What this task involves: Write the listing out again, all of it, word for word.

Data records:
+++
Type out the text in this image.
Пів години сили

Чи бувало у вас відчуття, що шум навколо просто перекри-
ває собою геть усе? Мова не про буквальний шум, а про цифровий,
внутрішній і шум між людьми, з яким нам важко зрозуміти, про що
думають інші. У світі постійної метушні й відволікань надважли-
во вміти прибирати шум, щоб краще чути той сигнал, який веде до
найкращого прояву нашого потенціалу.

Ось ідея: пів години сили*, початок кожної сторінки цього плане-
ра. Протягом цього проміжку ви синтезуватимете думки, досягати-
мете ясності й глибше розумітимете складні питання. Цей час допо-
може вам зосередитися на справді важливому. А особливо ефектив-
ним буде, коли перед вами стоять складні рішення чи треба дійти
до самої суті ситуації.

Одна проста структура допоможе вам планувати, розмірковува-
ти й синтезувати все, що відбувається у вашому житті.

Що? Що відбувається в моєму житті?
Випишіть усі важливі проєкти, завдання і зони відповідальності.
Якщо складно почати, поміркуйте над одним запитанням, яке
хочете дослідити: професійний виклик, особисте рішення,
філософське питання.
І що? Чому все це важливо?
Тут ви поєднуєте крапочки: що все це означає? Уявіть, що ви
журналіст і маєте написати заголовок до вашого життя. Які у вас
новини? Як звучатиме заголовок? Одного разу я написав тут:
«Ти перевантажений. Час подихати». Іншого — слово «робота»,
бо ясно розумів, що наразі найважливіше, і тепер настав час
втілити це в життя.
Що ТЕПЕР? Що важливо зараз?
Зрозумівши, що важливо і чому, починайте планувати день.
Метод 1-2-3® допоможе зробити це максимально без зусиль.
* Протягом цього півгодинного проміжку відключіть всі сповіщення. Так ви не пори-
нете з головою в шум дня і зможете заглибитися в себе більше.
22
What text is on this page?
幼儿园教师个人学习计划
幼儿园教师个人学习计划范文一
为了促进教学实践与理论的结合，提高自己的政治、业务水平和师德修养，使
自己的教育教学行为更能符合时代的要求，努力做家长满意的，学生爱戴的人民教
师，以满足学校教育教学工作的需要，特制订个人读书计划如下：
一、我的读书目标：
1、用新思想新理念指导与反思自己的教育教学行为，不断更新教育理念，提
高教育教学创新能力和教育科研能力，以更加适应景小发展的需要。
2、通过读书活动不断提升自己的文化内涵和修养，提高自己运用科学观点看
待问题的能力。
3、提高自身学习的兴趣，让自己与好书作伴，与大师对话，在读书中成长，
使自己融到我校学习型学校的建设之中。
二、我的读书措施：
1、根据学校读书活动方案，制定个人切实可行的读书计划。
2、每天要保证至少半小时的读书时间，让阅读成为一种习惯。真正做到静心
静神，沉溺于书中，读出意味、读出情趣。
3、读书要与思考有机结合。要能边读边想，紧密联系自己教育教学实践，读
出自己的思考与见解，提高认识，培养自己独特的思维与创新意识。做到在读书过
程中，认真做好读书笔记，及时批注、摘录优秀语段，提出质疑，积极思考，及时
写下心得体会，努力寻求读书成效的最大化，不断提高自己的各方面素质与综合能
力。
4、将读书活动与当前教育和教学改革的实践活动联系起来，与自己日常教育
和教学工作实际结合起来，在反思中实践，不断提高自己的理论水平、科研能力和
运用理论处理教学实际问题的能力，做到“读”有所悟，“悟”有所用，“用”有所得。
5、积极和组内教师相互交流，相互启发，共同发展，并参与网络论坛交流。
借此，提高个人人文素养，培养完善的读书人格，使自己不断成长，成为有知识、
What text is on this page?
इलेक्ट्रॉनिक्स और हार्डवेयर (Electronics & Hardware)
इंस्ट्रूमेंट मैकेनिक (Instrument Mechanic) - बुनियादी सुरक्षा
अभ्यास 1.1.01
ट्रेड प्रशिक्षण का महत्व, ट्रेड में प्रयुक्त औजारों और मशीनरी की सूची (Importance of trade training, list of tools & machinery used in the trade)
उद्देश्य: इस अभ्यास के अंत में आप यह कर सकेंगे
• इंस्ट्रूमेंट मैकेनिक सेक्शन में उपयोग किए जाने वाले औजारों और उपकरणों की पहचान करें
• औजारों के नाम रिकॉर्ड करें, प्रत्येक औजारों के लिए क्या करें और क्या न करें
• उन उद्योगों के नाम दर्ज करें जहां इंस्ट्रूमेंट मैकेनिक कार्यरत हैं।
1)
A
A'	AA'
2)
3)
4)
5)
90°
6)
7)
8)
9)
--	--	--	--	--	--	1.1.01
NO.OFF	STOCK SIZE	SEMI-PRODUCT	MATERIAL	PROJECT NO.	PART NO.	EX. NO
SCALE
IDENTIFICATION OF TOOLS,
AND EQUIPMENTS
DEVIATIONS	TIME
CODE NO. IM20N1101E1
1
+++
The answer:
Type out the text in this image.
Пів години сили

Чи бувало у вас відчуття, що шум навколо просто перекри-
ває собою геть усе? Мова не про буквальний шум, а про цифровий,
внутрішній і шум між людьми, з яким нам важко зрозуміти, про що
думають інші. У світі постійної метушні й відволікань надважли-
во вміти прибирати шум, щоб краще чути той сигнал, який веде до
найкращого прояву нашого потенціалу.

Ось ідея: пів години сили*, початок кожної сторінки цього плане-
ра. Протягом цього проміжку ви синтезуватимете думки, досягати-
мете ясності й глибше розумітимете складні питання. Цей час допо-
може вам зосередитися на справді важливому. А особливо ефектив-
ним буде, коли перед вами стоять складні рішення чи треба дійти
до самої суті ситуації.

Одна проста структура допоможе вам планувати, розмірковува-
ти й синтезувати все, що відбувається у вашому житті.

Що? Що відбувається в моєму житті?
Випишіть усі важливі проєкти, завдання і зони відповідальності.
Якщо складно почати, поміркуйте над одним запитанням, яке
хочете дослідити: професійний виклик, особисте рішення,
філософське питання.
І що? Чому все це важливо?
Тут ви поєднуєте крапочки: що все це означає? Уявіть, що ви
журналіст і маєте написати заголовок до вашого життя. Які у вас
новини? Як звучатиме заголовок? Одного разу я написав тут:
«Ти перевантажений. Час подихати». Іншого — слово «робота»,
бо ясно розумів, що наразі найважливіше, і тепер настав час
втілити це в життя.
Що ТЕПЕР? Що важливо зараз?
Зрозумівши, що важливо і чому, починайте планувати день.
Метод 1-2-3® допоможе зробити це максимально без зусиль.
* Протягом цього півгодинного проміжку відключіть всі сповіщення. Так ви не пори-
нете з головою в шум дня і зможете заглибитися в себе більше.
22
What text is on this page?
幼儿园教师个人学习计划
幼儿园教师个人学习计划范文一
为了促进教学实践与理论的结合，提高自己的政治、业务水平和师德修养，使
自己的教育教学行为更能符合时代的要求，努力做家长满意的，学生爱戴的人民教
师，以满足学校教育教学工作的需要，特制订个人读书计划如下：
一、我的读书目标：
1、用新思想新理念指导与反思自己的教育教学行为，不断更新教育理念，提
高教育教学创新能力和教育科研能力，以更加适应景小发展的需要。
2、通过读书活动不断提升自己的文化内涵和修养，提高自己运用科学观点看
待问题的能力。
3、提高自身学习的兴趣，让自己与好书作伴，与大师对话，在读书中成长，
使自己融到我校学习型学校的建设之中。
二、我的读书措施：
1、根据学校读书活动方案，制定个人切实可行的读书计划。
2、每天要保证至少半小时的读书时间，让阅读成为一种习惯。真正做到静心
静神，沉溺于书中，读出意味、读出情趣。
3、读书要与思考有机结合。要能边读边想，紧密联系自己教育教学实践，读
出自己的思考与见解，提高认识，培养自己独特的思维与创新意识。做到在读书过
程中，认真做好读书笔记，及时批注、摘录优秀语段，提出质疑，积极思考，及时
写下心得体会，努力寻求读书成效的最大化，不断提高自己的各方面素质与综合能
力。
4、将读书活动与当前教育和教学改革的实践活动联系起来，与自己日常教育
和教学工作实际结合起来，在反思中实践，不断提高自己的理论水平、科研能力和
运用理论处理教学实际问题的能力，做到“读”有所悟，“悟”有所用，“用”有所得。
5、积极和组内教师相互交流，相互启发，共同发展，并参与网络论坛交流。
借此，提高个人人文素养，培养完善的读书人格，使自己不断成长，成为有知识、
What text is on this page?
इलेक्ट्रॉनिक्स और हार्डवेयर (Electronics & Hardware)
इंस्ट्रूमेंट मैकेनिक (Instrument Mechanic) - बुनियादी सुरक्षा
अभ्यास 1.1.01
ट्रेड प्रशिक्षण का महत्व, ट्रेड में प्रयुक्त औजारों और मशीनरी की सूची (Importance of trade training, list of tools & machinery used in the trade)
उद्देश्य: इस अभ्यास के अंत में आप यह कर सकेंगे
• इंस्ट्रूमेंट मैकेनिक सेक्शन में उपयोग किए जाने वाले औजारों और उपकरणों की पहचान करें
• औजारों के नाम रिकॉर्ड करें, प्रत्येक औजारों के लिए क्या करें और क्या न करें
• उन उद्योगों के नाम दर्ज करें जहां इंस्ट्रूमेंट मैकेनिक कार्यरत हैं।
1)
A
A'	AA'
2)
3)
4)
5)
90°
6)
7)
8)
9)
--	--	--	--	--	--	1.1.01
NO.OFF	STOCK SIZE	SEMI-PRODUCT	MATERIAL	PROJECT NO.	PART NO.	EX. NO
SCALE
IDENTIFICATION OF TOOLS,
AND EQUIPMENTS
DEVIATIONS	TIME
CODE NO. IM20N1101E1
1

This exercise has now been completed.